▶ **What you need to do**:
Please convert every line of the items below into a Markdown table with two columns, No. for the row number and Line for the line itself, and leave out blank lines.

▶ **Dataset rows**:
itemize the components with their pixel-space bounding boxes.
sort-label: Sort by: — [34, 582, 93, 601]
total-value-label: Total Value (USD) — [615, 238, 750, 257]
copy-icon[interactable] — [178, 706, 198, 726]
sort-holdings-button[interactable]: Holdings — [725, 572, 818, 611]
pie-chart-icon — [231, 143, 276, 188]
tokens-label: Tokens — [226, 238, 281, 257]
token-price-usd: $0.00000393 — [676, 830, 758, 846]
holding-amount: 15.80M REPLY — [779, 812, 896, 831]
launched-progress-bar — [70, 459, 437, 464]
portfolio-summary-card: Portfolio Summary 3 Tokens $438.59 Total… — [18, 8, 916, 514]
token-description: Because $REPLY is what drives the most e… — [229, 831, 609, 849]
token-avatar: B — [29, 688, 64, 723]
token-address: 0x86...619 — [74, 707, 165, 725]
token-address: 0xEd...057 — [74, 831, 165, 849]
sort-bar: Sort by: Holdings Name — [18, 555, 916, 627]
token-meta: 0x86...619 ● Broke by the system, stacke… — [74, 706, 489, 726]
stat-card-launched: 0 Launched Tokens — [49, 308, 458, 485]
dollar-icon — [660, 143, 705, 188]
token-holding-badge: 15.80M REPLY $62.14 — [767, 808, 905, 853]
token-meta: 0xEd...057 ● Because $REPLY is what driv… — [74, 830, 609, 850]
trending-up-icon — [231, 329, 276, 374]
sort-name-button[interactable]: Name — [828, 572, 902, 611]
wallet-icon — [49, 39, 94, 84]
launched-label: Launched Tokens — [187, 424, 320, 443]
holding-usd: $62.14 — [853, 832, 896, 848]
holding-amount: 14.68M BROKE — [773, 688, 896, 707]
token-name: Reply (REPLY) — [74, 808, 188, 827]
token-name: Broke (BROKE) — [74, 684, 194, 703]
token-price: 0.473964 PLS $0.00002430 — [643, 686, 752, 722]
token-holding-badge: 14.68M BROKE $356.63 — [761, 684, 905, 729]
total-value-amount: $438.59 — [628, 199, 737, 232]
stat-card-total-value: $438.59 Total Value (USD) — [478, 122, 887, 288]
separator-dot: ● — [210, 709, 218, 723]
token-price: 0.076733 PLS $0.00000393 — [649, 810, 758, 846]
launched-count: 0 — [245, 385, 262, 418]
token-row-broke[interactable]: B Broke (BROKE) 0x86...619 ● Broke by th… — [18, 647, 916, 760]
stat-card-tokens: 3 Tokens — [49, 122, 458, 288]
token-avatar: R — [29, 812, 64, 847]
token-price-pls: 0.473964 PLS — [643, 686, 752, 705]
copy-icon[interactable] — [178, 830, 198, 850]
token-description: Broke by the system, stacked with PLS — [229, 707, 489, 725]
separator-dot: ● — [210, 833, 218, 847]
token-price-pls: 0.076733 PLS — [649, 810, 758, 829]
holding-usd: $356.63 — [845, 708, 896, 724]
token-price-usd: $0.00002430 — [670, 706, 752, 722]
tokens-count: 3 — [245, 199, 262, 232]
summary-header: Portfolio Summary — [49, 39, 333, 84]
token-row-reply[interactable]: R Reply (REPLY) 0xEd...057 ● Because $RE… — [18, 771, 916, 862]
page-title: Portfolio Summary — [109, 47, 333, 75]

▶ **Task answer**:
| No. | Line |
|---|---|
| 1 | itemize the components with their pixel-space bounding boxes. |
| 2 | sort-label: Sort by: — [34, 582, 93, 601] |
| 3 | total-value-label: Total Value (USD) — [615, 238, 750, 257] |
| 4 | copy-icon[interactable] — [178, 706, 198, 726] |
| 5 | sort-holdings-button[interactable]: Holdings — [725, 572, 818, 611] |
| 6 | pie-chart-icon — [231, 143, 276, 188] |
| 7 | tokens-label: Tokens — [226, 238, 281, 257] |
| 8 | token-price-usd: $0.00000393 — [676, 830, 758, 846] |
| 9 | holding-amount: 15.80M REPLY — [779, 812, 896, 831] |
| 10 | launched-progress-bar — [70, 459, 437, 464] |
| 11 | portfolio-summary-card: Portfolio Summary 3 Tokens $438.59 Total… — [18, 8, 916, 514] |
| 12 | token-description: Because $REPLY is what drives the most e… — [229, 831, 609, 849] |
| 13 | token-avatar: B — [29, 688, 64, 723] |
| 14 | token-address: 0x86...619 — [74, 707, 165, 725] |
| 15 | token-address: 0xEd...057 — [74, 831, 165, 849] |
| 16 | sort-bar: Sort by: Holdings Name — [18, 555, 916, 627] |
| 17 | token-meta: 0x86...619 ● Broke by the system, stacke… — [74, 706, 489, 726] |
| 18 | stat-card-launched: 0 Launched Tokens — [49, 308, 458, 485] |
| 19 | dollar-icon — [660, 143, 705, 188] |
| 20 | token-holding-badge: 15.80M REPLY $62.14 — [767, 808, 905, 853] |
| 21 | token-meta: 0xEd...057 ● Because $REPLY is what driv… — [74, 830, 609, 850] |
| 22 | trending-up-icon — [231, 329, 276, 374] |
| 23 | sort-name-button[interactable]: Name — [828, 572, 902, 611] |
| 24 | wallet-icon — [49, 39, 94, 84] |
| 25 | launched-label: Launched Tokens — [187, 424, 320, 443] |
| 26 | holding-usd: $62.14 — [853, 832, 896, 848] |
| 27 | holding-amount: 14.68M BROKE — [773, 688, 896, 707] |
| 28 | token-name: Reply (REPLY) — [74, 808, 188, 827] |
| 29 | token-name: Broke (BROKE) — [74, 684, 194, 703] |
| 30 | token-price: 0.473964 PLS $0.00002430 — [643, 686, 752, 722] |
| 31 | token-holding-badge: 14.68M BROKE $356.63 — [761, 684, 905, 729] |
| 32 | total-value-amount: $438.59 — [628, 199, 737, 232] |
| 33 | stat-card-total-value: $438.59 Total Value (USD) — [478, 122, 887, 288] |
| 34 | separator-dot: ● — [210, 709, 218, 723] |
| 35 | token-price: 0.076733 PLS $0.00000393 — [649, 810, 758, 846] |
| 36 | launched-count: 0 — [245, 385, 262, 418] |
| 37 | token-row-broke[interactable]: B Broke (BROKE) 0x86...619 ● Broke by th… — [18, 647, 916, 760] |
| 38 | stat-card-tokens: 3 Tokens — [49, 122, 458, 288] |
| 39 | token-avatar: R — [29, 812, 64, 847] |
| 40 | token-price-pls: 0.473964 PLS — [643, 686, 752, 705] |
| 41 | copy-icon[interactable] — [178, 830, 198, 850] |
| 42 | token-description: Broke by the system, stacked with PLS — [229, 707, 489, 725] |
| 43 | separator-dot: ● — [210, 833, 218, 847] |
| 44 | token-price-pls: 0.076733 PLS — [649, 810, 758, 829] |
| 45 | holding-usd: $356.63 — [845, 708, 896, 724] |
| 46 | token-price-usd: $0.00002430 — [670, 706, 752, 722] |
| 47 | tokens-count: 3 — [245, 199, 262, 232] |
| 48 | summary-header: Portfolio Summary — [49, 39, 333, 84] |
| 49 | token-row-reply[interactable]: R Reply (REPLY) 0xEd...057 ● Because $RE… — [18, 771, 916, 862] |
| 50 | page-title: Portfolio Summary — [109, 47, 333, 75] |